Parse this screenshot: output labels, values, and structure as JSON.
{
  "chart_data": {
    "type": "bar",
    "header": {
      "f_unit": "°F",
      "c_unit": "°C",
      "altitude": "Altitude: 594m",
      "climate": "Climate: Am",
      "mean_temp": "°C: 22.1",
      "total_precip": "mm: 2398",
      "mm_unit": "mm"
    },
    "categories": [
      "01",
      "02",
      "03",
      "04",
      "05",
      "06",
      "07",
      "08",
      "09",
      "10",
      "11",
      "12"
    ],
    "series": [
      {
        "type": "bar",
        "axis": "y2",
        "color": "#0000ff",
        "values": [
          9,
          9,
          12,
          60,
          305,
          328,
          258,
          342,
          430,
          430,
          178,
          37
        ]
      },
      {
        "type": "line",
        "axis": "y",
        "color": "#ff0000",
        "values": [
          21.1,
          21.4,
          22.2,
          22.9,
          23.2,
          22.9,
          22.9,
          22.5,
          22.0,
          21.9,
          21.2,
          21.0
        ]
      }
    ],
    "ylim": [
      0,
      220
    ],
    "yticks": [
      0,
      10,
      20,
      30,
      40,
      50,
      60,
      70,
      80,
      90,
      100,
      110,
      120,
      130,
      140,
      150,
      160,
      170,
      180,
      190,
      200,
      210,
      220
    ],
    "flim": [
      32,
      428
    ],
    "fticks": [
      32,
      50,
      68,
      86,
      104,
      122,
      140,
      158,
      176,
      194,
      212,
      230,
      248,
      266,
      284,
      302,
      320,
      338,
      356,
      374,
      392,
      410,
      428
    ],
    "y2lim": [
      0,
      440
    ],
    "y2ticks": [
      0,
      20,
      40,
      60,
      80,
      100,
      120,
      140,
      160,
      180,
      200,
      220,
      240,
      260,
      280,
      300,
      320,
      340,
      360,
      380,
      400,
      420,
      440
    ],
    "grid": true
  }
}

__________________________________________________

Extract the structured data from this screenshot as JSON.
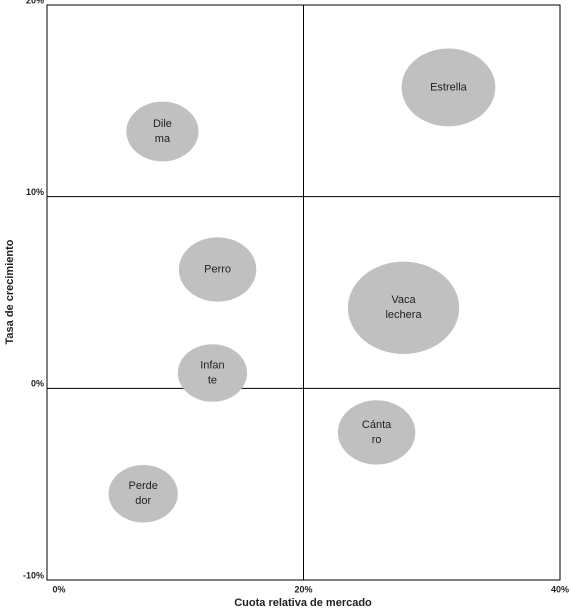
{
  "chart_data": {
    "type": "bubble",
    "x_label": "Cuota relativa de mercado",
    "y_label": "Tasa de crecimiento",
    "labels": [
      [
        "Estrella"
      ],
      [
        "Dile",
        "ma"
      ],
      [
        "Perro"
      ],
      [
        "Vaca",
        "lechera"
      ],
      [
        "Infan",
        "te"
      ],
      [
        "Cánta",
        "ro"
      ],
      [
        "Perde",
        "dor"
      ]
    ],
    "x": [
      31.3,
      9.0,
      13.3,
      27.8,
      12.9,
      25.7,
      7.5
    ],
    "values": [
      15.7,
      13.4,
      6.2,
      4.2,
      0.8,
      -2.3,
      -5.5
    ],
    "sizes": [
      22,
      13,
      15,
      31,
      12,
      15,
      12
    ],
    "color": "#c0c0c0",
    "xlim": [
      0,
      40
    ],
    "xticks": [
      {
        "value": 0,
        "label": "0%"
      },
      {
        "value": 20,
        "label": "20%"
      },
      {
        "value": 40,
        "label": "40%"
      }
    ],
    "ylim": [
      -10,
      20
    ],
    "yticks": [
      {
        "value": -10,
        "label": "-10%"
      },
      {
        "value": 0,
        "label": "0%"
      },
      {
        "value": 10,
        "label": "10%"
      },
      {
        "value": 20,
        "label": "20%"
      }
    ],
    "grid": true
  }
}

__________________________________________________

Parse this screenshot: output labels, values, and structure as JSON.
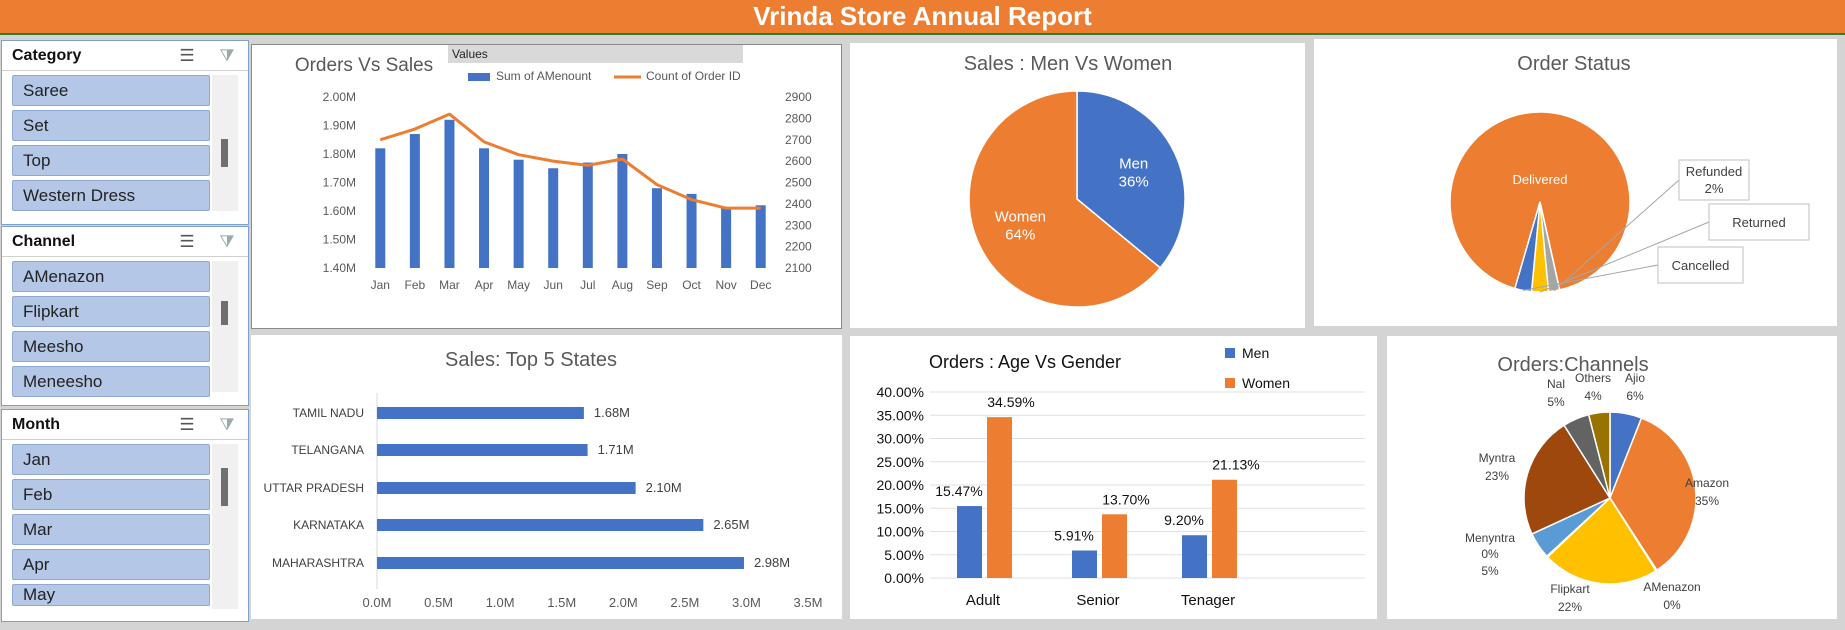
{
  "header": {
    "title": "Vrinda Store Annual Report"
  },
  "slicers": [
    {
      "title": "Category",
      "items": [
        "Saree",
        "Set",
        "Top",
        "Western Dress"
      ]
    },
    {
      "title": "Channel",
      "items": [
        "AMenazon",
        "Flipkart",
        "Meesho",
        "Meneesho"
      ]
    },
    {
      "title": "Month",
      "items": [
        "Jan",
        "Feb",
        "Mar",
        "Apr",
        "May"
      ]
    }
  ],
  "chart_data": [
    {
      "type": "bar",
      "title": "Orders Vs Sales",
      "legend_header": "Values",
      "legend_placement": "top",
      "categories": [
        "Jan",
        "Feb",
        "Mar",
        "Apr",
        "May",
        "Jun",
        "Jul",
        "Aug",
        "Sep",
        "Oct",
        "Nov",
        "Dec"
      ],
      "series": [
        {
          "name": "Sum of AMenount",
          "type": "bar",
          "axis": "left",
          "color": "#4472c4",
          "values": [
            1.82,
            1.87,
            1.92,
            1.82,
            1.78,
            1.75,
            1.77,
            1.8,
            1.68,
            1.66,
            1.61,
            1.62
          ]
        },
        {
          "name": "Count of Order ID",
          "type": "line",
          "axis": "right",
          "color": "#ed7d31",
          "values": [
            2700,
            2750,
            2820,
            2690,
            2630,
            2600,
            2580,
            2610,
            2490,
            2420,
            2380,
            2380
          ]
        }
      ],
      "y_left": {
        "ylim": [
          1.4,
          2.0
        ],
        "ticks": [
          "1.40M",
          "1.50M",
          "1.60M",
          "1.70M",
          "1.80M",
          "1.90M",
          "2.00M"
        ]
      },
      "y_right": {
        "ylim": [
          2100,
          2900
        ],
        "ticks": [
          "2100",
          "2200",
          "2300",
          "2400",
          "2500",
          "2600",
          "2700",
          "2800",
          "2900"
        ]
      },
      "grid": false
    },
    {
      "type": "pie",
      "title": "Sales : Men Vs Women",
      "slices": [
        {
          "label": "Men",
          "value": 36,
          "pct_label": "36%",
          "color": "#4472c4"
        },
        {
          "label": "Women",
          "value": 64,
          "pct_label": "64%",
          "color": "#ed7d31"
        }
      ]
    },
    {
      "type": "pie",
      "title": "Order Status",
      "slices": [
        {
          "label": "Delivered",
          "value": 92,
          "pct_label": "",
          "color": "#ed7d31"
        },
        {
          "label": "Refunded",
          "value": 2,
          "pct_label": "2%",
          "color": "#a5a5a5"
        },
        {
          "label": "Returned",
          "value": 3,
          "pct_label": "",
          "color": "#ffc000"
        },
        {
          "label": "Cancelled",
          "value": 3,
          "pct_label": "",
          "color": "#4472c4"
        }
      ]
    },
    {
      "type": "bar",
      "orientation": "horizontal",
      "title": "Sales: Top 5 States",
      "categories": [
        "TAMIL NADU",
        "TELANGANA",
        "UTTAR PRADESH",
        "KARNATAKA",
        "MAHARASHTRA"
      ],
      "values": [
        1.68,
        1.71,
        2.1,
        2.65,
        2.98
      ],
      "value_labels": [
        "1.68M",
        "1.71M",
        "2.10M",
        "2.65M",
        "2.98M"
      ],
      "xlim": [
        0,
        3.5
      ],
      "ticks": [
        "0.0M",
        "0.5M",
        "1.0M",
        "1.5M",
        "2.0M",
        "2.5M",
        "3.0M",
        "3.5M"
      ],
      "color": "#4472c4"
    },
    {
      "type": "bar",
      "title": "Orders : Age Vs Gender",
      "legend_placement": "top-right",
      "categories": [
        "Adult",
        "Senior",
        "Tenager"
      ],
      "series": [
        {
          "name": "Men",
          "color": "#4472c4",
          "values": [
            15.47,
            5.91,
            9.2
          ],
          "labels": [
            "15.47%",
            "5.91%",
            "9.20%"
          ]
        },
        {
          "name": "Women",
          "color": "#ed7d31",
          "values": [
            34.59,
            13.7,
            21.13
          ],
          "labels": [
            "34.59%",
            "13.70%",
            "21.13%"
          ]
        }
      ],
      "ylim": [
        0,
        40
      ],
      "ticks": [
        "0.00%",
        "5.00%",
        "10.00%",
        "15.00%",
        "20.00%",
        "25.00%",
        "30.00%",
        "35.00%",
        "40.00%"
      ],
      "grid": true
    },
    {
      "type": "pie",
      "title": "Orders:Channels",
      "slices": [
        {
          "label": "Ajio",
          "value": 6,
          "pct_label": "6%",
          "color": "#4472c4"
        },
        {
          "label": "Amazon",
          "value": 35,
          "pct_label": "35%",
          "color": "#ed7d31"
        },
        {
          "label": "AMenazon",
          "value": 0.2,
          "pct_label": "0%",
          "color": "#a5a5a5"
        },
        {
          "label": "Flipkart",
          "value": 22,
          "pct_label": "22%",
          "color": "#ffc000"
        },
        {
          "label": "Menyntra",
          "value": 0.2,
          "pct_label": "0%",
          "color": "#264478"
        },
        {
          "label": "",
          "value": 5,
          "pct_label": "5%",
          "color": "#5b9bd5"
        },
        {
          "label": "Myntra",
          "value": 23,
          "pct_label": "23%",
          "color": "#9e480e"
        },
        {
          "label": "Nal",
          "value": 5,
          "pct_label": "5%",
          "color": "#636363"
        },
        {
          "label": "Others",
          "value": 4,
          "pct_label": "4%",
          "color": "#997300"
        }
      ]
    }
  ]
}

__________________________________________________

- TASK INSTRUCTIONS
Track down every line holding the string "name" and copy it.

- RESPONSE TO THE TASK
          "name": "Sum of AMenount",
          "name": "Count of Order ID",
          "name": "Men",
          "name": "Women",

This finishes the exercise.